Data records

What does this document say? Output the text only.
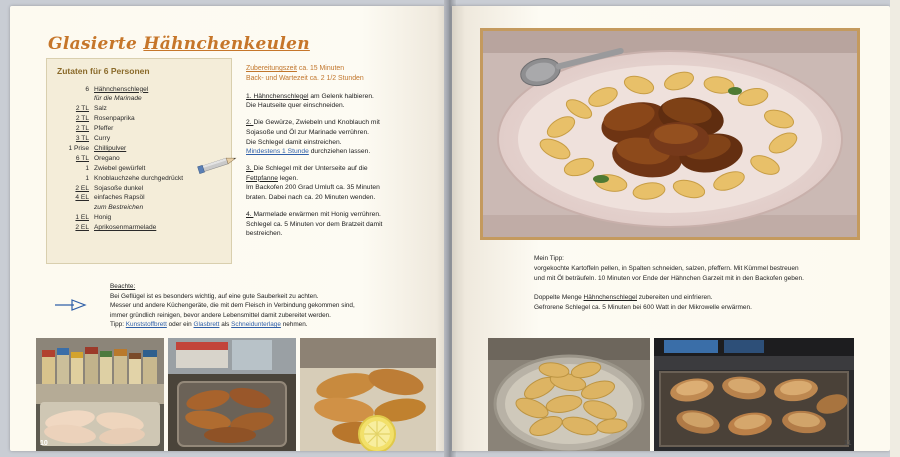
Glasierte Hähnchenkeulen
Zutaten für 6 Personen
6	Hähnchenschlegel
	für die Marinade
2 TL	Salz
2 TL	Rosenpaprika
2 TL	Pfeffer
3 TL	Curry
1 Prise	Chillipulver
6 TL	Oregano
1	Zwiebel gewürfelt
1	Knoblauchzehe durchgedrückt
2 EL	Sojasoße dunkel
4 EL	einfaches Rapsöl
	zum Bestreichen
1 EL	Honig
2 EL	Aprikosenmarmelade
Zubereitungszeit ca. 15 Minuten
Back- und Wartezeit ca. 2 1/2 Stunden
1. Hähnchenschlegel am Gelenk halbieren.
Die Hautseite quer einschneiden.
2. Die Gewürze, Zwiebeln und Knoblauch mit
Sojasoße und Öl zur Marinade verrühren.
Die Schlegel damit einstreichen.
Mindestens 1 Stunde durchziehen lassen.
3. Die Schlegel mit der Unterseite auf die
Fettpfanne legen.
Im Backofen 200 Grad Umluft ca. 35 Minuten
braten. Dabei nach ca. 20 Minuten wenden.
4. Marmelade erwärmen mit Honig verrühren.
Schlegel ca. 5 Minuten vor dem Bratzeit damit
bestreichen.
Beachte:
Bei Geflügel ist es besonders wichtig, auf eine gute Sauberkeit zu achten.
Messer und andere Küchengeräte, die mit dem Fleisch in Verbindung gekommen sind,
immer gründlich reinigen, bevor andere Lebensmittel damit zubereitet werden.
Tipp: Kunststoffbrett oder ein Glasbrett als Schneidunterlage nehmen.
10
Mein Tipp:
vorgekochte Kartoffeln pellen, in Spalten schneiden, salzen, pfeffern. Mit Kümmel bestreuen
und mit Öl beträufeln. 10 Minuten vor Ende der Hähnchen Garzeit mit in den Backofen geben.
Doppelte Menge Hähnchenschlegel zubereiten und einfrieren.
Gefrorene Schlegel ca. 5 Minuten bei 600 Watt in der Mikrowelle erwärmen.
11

What you need to do
Return the listing above unchanged, apart from dropping its pictures.

Output of the exercise
What does this document say? Output the text only.
Glasierte Hähnchenkeulen
Zutaten für 6 Personen
6	Hähnchenschlegel
	für die Marinade
2 TL	Salz
2 TL	Rosenpaprika
2 TL	Pfeffer
3 TL	Curry
1 Prise	Chillipulver
6 TL	Oregano
1	Zwiebel gewürfelt
1	Knoblauchzehe durchgedrückt
2 EL	Sojasoße dunkel
4 EL	einfaches Rapsöl
	zum Bestreichen
1 EL	Honig
2 EL	Aprikosenmarmelade
Zubereitungszeit ca. 15 Minuten
Back- und Wartezeit ca. 2 1/2 Stunden
1. Hähnchenschlegel am Gelenk halbieren.
Die Hautseite quer einschneiden.
2. Die Gewürze, Zwiebeln und Knoblauch mit
Sojasoße und Öl zur Marinade verrühren.
Die Schlegel damit einstreichen.
Mindestens 1 Stunde durchziehen lassen.
3. Die Schlegel mit der Unterseite auf die
Fettpfanne legen.
Im Backofen 200 Grad Umluft ca. 35 Minuten
braten. Dabei nach ca. 20 Minuten wenden.
4. Marmelade erwärmen mit Honig verrühren.
Schlegel ca. 5 Minuten vor dem Bratzeit damit
bestreichen.
Beachte:
Bei Geflügel ist es besonders wichtig, auf eine gute Sauberkeit zu achten.
Messer und andere Küchengeräte, die mit dem Fleisch in Verbindung gekommen sind,
immer gründlich reinigen, bevor andere Lebensmittel damit zubereitet werden.
Tipp: Kunststoffbrett oder ein Glasbrett als Schneidunterlage nehmen.
10
Mein Tipp:
vorgekochte Kartoffeln pellen, in Spalten schneiden, salzen, pfeffern. Mit Kümmel bestreuen
und mit Öl beträufeln. 10 Minuten vor Ende der Hähnchen Garzeit mit in den Backofen geben.
Doppelte Menge Hähnchenschlegel zubereiten und einfrieren.
Gefrorene Schlegel ca. 5 Minuten bei 600 Watt in der Mikrowelle erwärmen.
11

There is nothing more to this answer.